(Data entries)
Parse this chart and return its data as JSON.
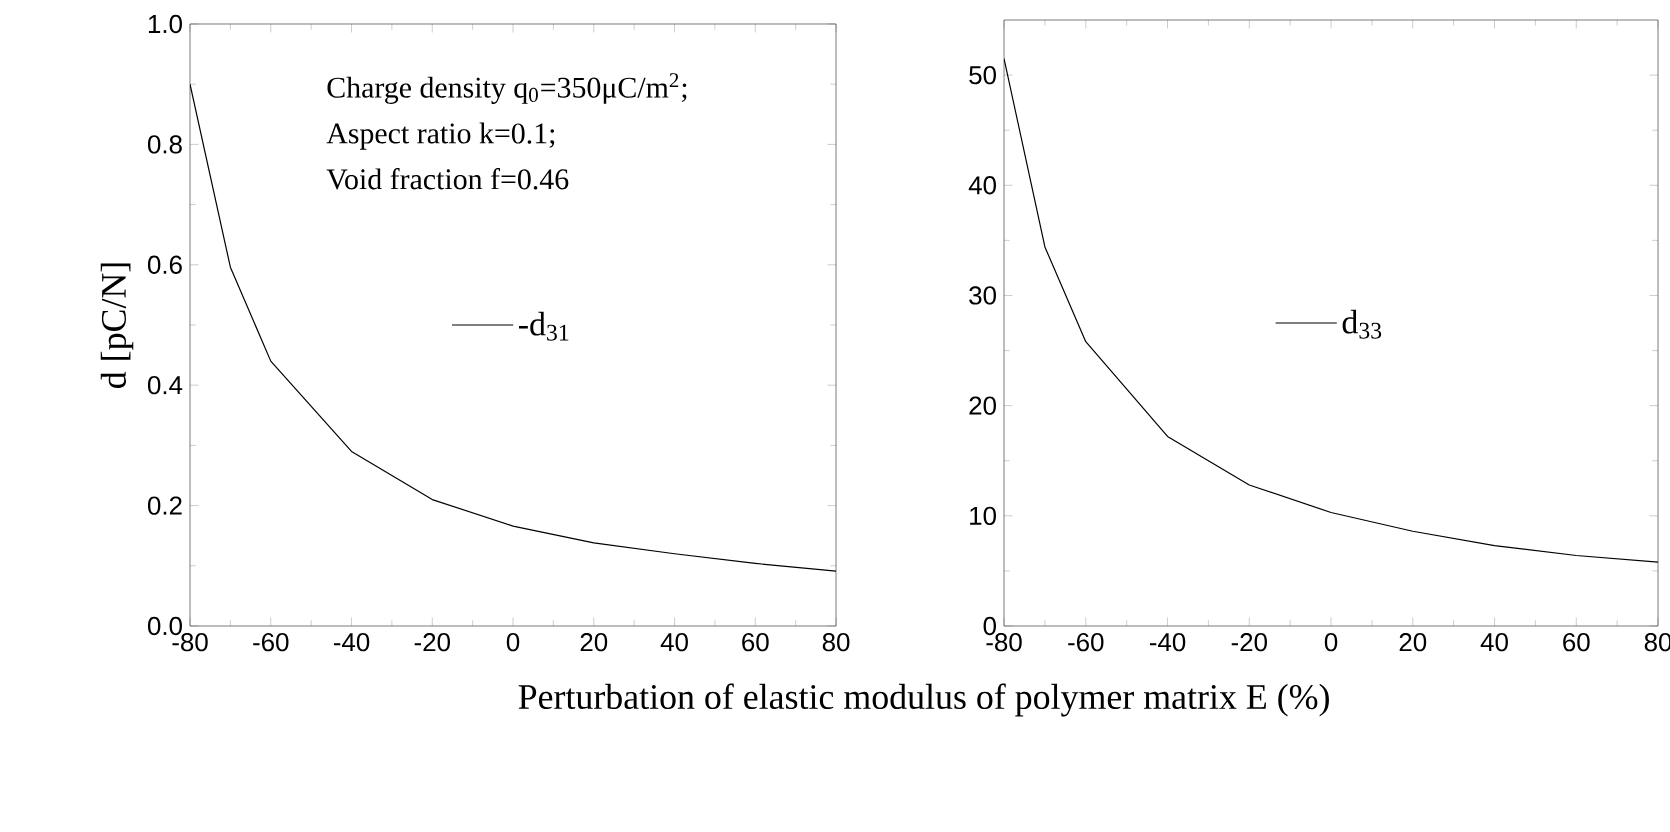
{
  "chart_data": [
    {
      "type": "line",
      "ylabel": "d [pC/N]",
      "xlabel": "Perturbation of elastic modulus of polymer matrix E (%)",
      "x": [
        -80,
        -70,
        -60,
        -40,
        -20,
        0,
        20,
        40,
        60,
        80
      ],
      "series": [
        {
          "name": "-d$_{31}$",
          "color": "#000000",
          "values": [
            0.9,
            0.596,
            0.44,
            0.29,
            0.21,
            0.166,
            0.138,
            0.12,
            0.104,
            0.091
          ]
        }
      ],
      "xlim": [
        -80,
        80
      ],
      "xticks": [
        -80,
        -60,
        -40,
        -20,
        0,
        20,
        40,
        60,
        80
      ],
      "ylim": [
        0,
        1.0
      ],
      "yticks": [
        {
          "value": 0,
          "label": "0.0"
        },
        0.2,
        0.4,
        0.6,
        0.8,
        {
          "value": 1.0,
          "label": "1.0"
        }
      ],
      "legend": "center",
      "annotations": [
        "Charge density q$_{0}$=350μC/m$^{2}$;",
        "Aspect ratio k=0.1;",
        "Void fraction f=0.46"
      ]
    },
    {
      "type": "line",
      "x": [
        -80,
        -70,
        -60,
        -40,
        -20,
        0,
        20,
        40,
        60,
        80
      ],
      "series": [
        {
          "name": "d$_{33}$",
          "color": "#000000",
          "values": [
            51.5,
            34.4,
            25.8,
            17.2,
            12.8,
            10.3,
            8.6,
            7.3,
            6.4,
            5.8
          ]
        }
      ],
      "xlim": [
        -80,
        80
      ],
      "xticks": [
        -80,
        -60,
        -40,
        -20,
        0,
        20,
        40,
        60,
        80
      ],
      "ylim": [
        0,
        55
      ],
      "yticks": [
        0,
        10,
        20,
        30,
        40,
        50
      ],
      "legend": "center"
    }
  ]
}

> [What is expected] Reproduce every entry word for word, but omit the pictures.

> [Response]
Parse this chart and return its data as JSON.
{
  "chart_data": [
    {
      "type": "line",
      "ylabel": "d [pC/N]",
      "xlabel": "Perturbation of elastic modulus of polymer matrix E (%)",
      "x": [
        -80,
        -70,
        -60,
        -40,
        -20,
        0,
        20,
        40,
        60,
        80
      ],
      "series": [
        {
          "name": "-d$_{31}$",
          "color": "#000000",
          "values": [
            0.9,
            0.596,
            0.44,
            0.29,
            0.21,
            0.166,
            0.138,
            0.12,
            0.104,
            0.091
          ]
        }
      ],
      "xlim": [
        -80,
        80
      ],
      "xticks": [
        -80,
        -60,
        -40,
        -20,
        0,
        20,
        40,
        60,
        80
      ],
      "ylim": [
        0,
        1.0
      ],
      "yticks": [
        {
          "value": 0,
          "label": "0.0"
        },
        0.2,
        0.4,
        0.6,
        0.8,
        {
          "value": 1.0,
          "label": "1.0"
        }
      ],
      "legend": "center",
      "annotations": [
        "Charge density q$_{0}$=350μC/m$^{2}$;",
        "Aspect ratio k=0.1;",
        "Void fraction f=0.46"
      ]
    },
    {
      "type": "line",
      "x": [
        -80,
        -70,
        -60,
        -40,
        -20,
        0,
        20,
        40,
        60,
        80
      ],
      "series": [
        {
          "name": "d$_{33}$",
          "color": "#000000",
          "values": [
            51.5,
            34.4,
            25.8,
            17.2,
            12.8,
            10.3,
            8.6,
            7.3,
            6.4,
            5.8
          ]
        }
      ],
      "xlim": [
        -80,
        80
      ],
      "xticks": [
        -80,
        -60,
        -40,
        -20,
        0,
        20,
        40,
        60,
        80
      ],
      "ylim": [
        0,
        55
      ],
      "yticks": [
        0,
        10,
        20,
        30,
        40,
        50
      ],
      "legend": "center"
    }
  ]
}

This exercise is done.